* START EXCERPTED DATA *

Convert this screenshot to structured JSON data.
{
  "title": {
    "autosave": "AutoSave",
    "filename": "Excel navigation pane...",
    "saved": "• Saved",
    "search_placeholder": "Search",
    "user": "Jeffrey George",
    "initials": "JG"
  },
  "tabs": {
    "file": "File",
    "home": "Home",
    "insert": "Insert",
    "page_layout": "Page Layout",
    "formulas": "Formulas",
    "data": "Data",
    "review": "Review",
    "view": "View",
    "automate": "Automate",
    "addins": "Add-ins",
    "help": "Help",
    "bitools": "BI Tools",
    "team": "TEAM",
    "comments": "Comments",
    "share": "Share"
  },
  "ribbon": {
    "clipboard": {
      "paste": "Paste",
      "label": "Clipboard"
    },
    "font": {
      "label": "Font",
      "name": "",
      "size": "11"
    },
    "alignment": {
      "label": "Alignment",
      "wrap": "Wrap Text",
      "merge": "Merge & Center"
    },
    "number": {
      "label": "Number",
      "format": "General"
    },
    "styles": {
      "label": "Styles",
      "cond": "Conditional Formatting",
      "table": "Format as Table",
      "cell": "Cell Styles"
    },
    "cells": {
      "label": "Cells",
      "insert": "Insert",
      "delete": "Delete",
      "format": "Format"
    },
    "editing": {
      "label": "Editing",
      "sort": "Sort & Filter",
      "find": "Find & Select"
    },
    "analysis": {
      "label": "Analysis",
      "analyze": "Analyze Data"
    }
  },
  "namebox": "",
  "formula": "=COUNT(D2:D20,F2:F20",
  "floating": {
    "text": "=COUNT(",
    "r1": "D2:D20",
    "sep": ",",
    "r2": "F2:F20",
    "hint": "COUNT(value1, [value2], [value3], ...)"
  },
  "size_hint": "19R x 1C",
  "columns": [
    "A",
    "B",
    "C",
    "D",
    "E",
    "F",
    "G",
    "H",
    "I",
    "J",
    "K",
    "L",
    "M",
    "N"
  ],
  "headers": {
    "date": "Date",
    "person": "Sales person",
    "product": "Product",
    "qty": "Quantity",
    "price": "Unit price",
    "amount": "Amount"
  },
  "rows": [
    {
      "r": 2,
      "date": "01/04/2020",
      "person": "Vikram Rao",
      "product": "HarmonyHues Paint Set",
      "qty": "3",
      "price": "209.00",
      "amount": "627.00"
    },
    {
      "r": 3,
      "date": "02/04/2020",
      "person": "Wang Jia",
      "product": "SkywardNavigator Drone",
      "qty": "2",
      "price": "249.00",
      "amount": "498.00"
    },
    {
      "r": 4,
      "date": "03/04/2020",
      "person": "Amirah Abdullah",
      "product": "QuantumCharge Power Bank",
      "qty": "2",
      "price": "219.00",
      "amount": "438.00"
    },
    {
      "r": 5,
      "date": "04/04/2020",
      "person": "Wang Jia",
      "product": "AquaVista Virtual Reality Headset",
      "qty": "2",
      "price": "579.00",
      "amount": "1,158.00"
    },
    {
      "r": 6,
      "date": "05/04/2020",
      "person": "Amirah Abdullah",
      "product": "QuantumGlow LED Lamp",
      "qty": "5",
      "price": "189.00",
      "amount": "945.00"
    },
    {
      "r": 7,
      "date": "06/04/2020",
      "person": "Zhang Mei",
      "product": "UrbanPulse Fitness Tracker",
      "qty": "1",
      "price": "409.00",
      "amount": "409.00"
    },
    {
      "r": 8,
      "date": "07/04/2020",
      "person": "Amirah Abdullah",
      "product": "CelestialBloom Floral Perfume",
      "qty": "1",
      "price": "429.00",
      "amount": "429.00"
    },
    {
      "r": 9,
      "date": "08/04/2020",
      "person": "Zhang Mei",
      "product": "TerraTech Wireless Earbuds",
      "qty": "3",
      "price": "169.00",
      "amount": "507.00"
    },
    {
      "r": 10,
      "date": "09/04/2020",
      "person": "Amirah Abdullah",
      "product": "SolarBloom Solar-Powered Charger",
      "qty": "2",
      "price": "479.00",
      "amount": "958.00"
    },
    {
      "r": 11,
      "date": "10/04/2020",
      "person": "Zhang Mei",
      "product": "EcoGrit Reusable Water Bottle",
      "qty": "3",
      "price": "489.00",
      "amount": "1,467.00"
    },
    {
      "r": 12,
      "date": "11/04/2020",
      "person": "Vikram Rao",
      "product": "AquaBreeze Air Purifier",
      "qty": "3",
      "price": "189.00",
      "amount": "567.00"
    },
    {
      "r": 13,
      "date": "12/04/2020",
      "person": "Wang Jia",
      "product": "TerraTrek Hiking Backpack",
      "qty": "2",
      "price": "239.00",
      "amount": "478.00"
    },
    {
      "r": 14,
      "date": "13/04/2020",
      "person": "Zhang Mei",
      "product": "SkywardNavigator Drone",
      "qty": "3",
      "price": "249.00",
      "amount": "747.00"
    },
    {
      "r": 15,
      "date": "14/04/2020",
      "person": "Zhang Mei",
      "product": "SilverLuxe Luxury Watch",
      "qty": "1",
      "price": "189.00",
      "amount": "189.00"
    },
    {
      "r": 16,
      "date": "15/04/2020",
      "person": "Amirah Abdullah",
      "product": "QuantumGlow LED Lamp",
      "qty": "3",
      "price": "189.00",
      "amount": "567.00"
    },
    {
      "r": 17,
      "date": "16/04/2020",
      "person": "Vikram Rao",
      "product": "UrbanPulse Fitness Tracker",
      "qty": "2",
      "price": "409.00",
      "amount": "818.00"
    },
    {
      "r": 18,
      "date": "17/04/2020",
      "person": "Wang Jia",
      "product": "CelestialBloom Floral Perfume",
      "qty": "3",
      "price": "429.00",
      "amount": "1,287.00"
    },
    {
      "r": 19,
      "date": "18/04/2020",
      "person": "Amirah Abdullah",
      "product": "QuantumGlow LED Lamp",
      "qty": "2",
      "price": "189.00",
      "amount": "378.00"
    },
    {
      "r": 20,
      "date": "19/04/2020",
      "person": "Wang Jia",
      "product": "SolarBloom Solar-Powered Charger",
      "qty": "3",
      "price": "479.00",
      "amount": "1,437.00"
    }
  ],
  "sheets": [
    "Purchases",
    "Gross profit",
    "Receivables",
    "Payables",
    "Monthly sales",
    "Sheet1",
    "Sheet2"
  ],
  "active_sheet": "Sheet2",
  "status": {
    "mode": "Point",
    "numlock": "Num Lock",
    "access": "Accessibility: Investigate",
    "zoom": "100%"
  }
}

* END EXCERPTED DATA *

TASK BRIEF
Repeat the lines above exactly.

TASK ANSWER
Convert this screenshot to structured JSON data.
{
  "title": {
    "autosave": "AutoSave",
    "filename": "Excel navigation pane...",
    "saved": "• Saved",
    "search_placeholder": "Search",
    "user": "Jeffrey George",
    "initials": "JG"
  },
  "tabs": {
    "file": "File",
    "home": "Home",
    "insert": "Insert",
    "page_layout": "Page Layout",
    "formulas": "Formulas",
    "data": "Data",
    "review": "Review",
    "view": "View",
    "automate": "Automate",
    "addins": "Add-ins",
    "help": "Help",
    "bitools": "BI Tools",
    "team": "TEAM",
    "comments": "Comments",
    "share": "Share"
  },
  "ribbon": {
    "clipboard": {
      "paste": "Paste",
      "label": "Clipboard"
    },
    "font": {
      "label": "Font",
      "name": "",
      "size": "11"
    },
    "alignment": {
      "label": "Alignment",
      "wrap": "Wrap Text",
      "merge": "Merge & Center"
    },
    "number": {
      "label": "Number",
      "format": "General"
    },
    "styles": {
      "label": "Styles",
      "cond": "Conditional Formatting",
      "table": "Format as Table",
      "cell": "Cell Styles"
    },
    "cells": {
      "label": "Cells",
      "insert": "Insert",
      "delete": "Delete",
      "format": "Format"
    },
    "editing": {
      "label": "Editing",
      "sort": "Sort & Filter",
      "find": "Find & Select"
    },
    "analysis": {
      "label": "Analysis",
      "analyze": "Analyze Data"
    }
  },
  "namebox": "",
  "formula": "=COUNT(D2:D20,F2:F20",
  "floating": {
    "text": "=COUNT(",
    "r1": "D2:D20",
    "sep": ",",
    "r2": "F2:F20",
    "hint": "COUNT(value1, [value2], [value3], ...)"
  },
  "size_hint": "19R x 1C",
  "columns": [
    "A",
    "B",
    "C",
    "D",
    "E",
    "F",
    "G",
    "H",
    "I",
    "J",
    "K",
    "L",
    "M",
    "N"
  ],
  "headers": {
    "date": "Date",
    "person": "Sales person",
    "product": "Product",
    "qty": "Quantity",
    "price": "Unit price",
    "amount": "Amount"
  },
  "rows": [
    {
      "r": 2,
      "date": "01/04/2020",
      "person": "Vikram Rao",
      "product": "HarmonyHues Paint Set",
      "qty": "3",
      "price": "209.00",
      "amount": "627.00"
    },
    {
      "r": 3,
      "date": "02/04/2020",
      "person": "Wang Jia",
      "product": "SkywardNavigator Drone",
      "qty": "2",
      "price": "249.00",
      "amount": "498.00"
    },
    {
      "r": 4,
      "date": "03/04/2020",
      "person": "Amirah Abdullah",
      "product": "QuantumCharge Power Bank",
      "qty": "2",
      "price": "219.00",
      "amount": "438.00"
    },
    {
      "r": 5,
      "date": "04/04/2020",
      "person": "Wang Jia",
      "product": "AquaVista Virtual Reality Headset",
      "qty": "2",
      "price": "579.00",
      "amount": "1,158.00"
    },
    {
      "r": 6,
      "date": "05/04/2020",
      "person": "Amirah Abdullah",
      "product": "QuantumGlow LED Lamp",
      "qty": "5",
      "price": "189.00",
      "amount": "945.00"
    },
    {
      "r": 7,
      "date": "06/04/2020",
      "person": "Zhang Mei",
      "product": "UrbanPulse Fitness Tracker",
      "qty": "1",
      "price": "409.00",
      "amount": "409.00"
    },
    {
      "r": 8,
      "date": "07/04/2020",
      "person": "Amirah Abdullah",
      "product": "CelestialBloom Floral Perfume",
      "qty": "1",
      "price": "429.00",
      "amount": "429.00"
    },
    {
      "r": 9,
      "date": "08/04/2020",
      "person": "Zhang Mei",
      "product": "TerraTech Wireless Earbuds",
      "qty": "3",
      "price": "169.00",
      "amount": "507.00"
    },
    {
      "r": 10,
      "date": "09/04/2020",
      "person": "Amirah Abdullah",
      "product": "SolarBloom Solar-Powered Charger",
      "qty": "2",
      "price": "479.00",
      "amount": "958.00"
    },
    {
      "r": 11,
      "date": "10/04/2020",
      "person": "Zhang Mei",
      "product": "EcoGrit Reusable Water Bottle",
      "qty": "3",
      "price": "489.00",
      "amount": "1,467.00"
    },
    {
      "r": 12,
      "date": "11/04/2020",
      "person": "Vikram Rao",
      "product": "AquaBreeze Air Purifier",
      "qty": "3",
      "price": "189.00",
      "amount": "567.00"
    },
    {
      "r": 13,
      "date": "12/04/2020",
      "person": "Wang Jia",
      "product": "TerraTrek Hiking Backpack",
      "qty": "2",
      "price": "239.00",
      "amount": "478.00"
    },
    {
      "r": 14,
      "date": "13/04/2020",
      "person": "Zhang Mei",
      "product": "SkywardNavigator Drone",
      "qty": "3",
      "price": "249.00",
      "amount": "747.00"
    },
    {
      "r": 15,
      "date": "14/04/2020",
      "person": "Zhang Mei",
      "product": "SilverLuxe Luxury Watch",
      "qty": "1",
      "price": "189.00",
      "amount": "189.00"
    },
    {
      "r": 16,
      "date": "15/04/2020",
      "person": "Amirah Abdullah",
      "product": "QuantumGlow LED Lamp",
      "qty": "3",
      "price": "189.00",
      "amount": "567.00"
    },
    {
      "r": 17,
      "date": "16/04/2020",
      "person": "Vikram Rao",
      "product": "UrbanPulse Fitness Tracker",
      "qty": "2",
      "price": "409.00",
      "amount": "818.00"
    },
    {
      "r": 18,
      "date": "17/04/2020",
      "person": "Wang Jia",
      "product": "CelestialBloom Floral Perfume",
      "qty": "3",
      "price": "429.00",
      "amount": "1,287.00"
    },
    {
      "r": 19,
      "date": "18/04/2020",
      "person": "Amirah Abdullah",
      "product": "QuantumGlow LED Lamp",
      "qty": "2",
      "price": "189.00",
      "amount": "378.00"
    },
    {
      "r": 20,
      "date": "19/04/2020",
      "person": "Wang Jia",
      "product": "SolarBloom Solar-Powered Charger",
      "qty": "3",
      "price": "479.00",
      "amount": "1,437.00"
    }
  ],
  "sheets": [
    "Purchases",
    "Gross profit",
    "Receivables",
    "Payables",
    "Monthly sales",
    "Sheet1",
    "Sheet2"
  ],
  "active_sheet": "Sheet2",
  "status": {
    "mode": "Point",
    "numlock": "Num Lock",
    "access": "Accessibility: Investigate",
    "zoom": "100%"
  }
}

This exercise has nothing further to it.